_Extracted entries_.
---*---
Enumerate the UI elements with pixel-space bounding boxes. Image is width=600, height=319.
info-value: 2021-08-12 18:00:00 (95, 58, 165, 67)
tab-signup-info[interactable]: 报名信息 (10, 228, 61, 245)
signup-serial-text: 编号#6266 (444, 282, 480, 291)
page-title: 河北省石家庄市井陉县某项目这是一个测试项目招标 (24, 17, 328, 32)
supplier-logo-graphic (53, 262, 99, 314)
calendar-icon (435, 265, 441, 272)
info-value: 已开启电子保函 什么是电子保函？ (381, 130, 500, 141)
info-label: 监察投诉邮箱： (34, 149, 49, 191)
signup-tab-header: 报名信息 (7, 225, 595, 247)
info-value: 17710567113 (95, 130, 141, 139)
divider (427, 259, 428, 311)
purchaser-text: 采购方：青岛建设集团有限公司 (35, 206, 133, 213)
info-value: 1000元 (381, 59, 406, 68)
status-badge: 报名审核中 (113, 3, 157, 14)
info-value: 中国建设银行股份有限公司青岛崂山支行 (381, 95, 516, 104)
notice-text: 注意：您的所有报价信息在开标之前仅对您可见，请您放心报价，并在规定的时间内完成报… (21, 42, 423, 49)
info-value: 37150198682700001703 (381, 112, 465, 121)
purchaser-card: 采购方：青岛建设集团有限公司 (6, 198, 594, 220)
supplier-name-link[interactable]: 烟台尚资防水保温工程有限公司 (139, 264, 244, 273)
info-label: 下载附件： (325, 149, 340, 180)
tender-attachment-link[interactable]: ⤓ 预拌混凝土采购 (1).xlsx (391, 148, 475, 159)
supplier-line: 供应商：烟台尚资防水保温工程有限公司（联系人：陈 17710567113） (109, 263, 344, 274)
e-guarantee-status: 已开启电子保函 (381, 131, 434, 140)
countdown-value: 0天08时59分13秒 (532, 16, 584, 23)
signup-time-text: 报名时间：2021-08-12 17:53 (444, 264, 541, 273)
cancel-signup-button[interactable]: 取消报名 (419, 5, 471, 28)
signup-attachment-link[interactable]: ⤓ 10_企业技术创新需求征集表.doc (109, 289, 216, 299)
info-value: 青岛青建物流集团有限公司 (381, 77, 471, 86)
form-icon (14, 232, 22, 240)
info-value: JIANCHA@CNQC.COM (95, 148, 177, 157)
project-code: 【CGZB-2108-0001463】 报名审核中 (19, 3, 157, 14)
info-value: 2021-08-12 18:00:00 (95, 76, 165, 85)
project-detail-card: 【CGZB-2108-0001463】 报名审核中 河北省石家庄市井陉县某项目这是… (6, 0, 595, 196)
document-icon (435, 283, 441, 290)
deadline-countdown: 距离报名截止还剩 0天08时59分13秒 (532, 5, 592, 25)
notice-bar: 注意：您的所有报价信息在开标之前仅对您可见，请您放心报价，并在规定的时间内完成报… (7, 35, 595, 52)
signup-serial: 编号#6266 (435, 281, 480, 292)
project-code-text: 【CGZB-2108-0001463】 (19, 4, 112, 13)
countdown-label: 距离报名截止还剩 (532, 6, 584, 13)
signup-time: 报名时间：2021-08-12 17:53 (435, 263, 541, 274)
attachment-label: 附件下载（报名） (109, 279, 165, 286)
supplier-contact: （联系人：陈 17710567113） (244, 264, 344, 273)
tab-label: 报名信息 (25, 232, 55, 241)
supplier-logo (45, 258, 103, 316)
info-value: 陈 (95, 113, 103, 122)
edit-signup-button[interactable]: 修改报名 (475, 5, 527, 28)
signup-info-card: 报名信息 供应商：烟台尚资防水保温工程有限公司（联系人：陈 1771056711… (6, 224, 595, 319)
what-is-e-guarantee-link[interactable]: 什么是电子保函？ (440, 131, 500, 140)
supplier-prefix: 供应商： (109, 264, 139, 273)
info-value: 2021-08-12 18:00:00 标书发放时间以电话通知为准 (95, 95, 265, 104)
---*---
Reproduce every one of the lines above exactly, from first to last, with no changes.

Enumerate the UI elements with pixel-space bounding boxes. Image is width=600, height=319.
info-value: 2021-08-12 18:00:00 (95, 58, 165, 67)
tab-signup-info[interactable]: 报名信息 (10, 228, 61, 245)
signup-serial-text: 编号#6266 (444, 282, 480, 291)
page-title: 河北省石家庄市井陉县某项目这是一个测试项目招标 (24, 17, 328, 32)
supplier-logo-graphic (53, 262, 99, 314)
calendar-icon (435, 265, 441, 272)
info-value: 已开启电子保函 什么是电子保函？ (381, 130, 500, 141)
info-label: 监察投诉邮箱： (34, 149, 49, 191)
signup-tab-header: 报名信息 (7, 225, 595, 247)
info-value: 17710567113 (95, 130, 141, 139)
divider (427, 259, 428, 311)
purchaser-text: 采购方：青岛建设集团有限公司 (35, 206, 133, 213)
info-value: 1000元 (381, 59, 406, 68)
status-badge: 报名审核中 (113, 3, 157, 14)
info-value: 中国建设银行股份有限公司青岛崂山支行 (381, 95, 516, 104)
notice-text: 注意：您的所有报价信息在开标之前仅对您可见，请您放心报价，并在规定的时间内完成报… (21, 42, 423, 49)
info-value: 37150198682700001703 (381, 112, 465, 121)
purchaser-card: 采购方：青岛建设集团有限公司 (6, 198, 594, 220)
supplier-name-link[interactable]: 烟台尚资防水保温工程有限公司 (139, 264, 244, 273)
info-label: 下载附件： (325, 149, 340, 180)
tender-attachment-link[interactable]: ⤓ 预拌混凝土采购 (1).xlsx (391, 148, 475, 159)
supplier-line: 供应商：烟台尚资防水保温工程有限公司（联系人：陈 17710567113） (109, 263, 344, 274)
e-guarantee-status: 已开启电子保函 (381, 131, 434, 140)
countdown-value: 0天08时59分13秒 (532, 16, 584, 23)
signup-time-text: 报名时间：2021-08-12 17:53 (444, 264, 541, 273)
cancel-signup-button[interactable]: 取消报名 (419, 5, 471, 28)
signup-attachment-link[interactable]: ⤓ 10_企业技术创新需求征集表.doc (109, 289, 216, 299)
info-value: 青岛青建物流集团有限公司 (381, 77, 471, 86)
form-icon (14, 232, 22, 240)
info-value: JIANCHA@CNQC.COM (95, 148, 177, 157)
project-code: 【CGZB-2108-0001463】 报名审核中 (19, 3, 157, 14)
info-value: 2021-08-12 18:00:00 (95, 76, 165, 85)
project-detail-card: 【CGZB-2108-0001463】 报名审核中 河北省石家庄市井陉县某项目这是… (6, 0, 595, 196)
document-icon (435, 283, 441, 290)
deadline-countdown: 距离报名截止还剩 0天08时59分13秒 (532, 5, 592, 25)
notice-bar: 注意：您的所有报价信息在开标之前仅对您可见，请您放心报价，并在规定的时间内完成报… (7, 35, 595, 52)
signup-serial: 编号#6266 (435, 281, 480, 292)
project-code-text: 【CGZB-2108-0001463】 (19, 4, 112, 13)
countdown-label: 距离报名截止还剩 (532, 6, 584, 13)
signup-time: 报名时间：2021-08-12 17:53 (435, 263, 541, 274)
attachment-label: 附件下载（报名） (109, 279, 165, 286)
supplier-contact: （联系人：陈 17710567113） (244, 264, 344, 273)
tab-label: 报名信息 (25, 232, 55, 241)
supplier-logo (45, 258, 103, 316)
info-value: 陈 (95, 113, 103, 122)
edit-signup-button[interactable]: 修改报名 (475, 5, 527, 28)
signup-info-card: 报名信息 供应商：烟台尚资防水保温工程有限公司（联系人：陈 1771056711… (6, 224, 595, 319)
what-is-e-guarantee-link[interactable]: 什么是电子保函？ (440, 131, 500, 140)
supplier-prefix: 供应商： (109, 264, 139, 273)
info-value: 2021-08-12 18:00:00 标书发放时间以电话通知为准 (95, 95, 265, 104)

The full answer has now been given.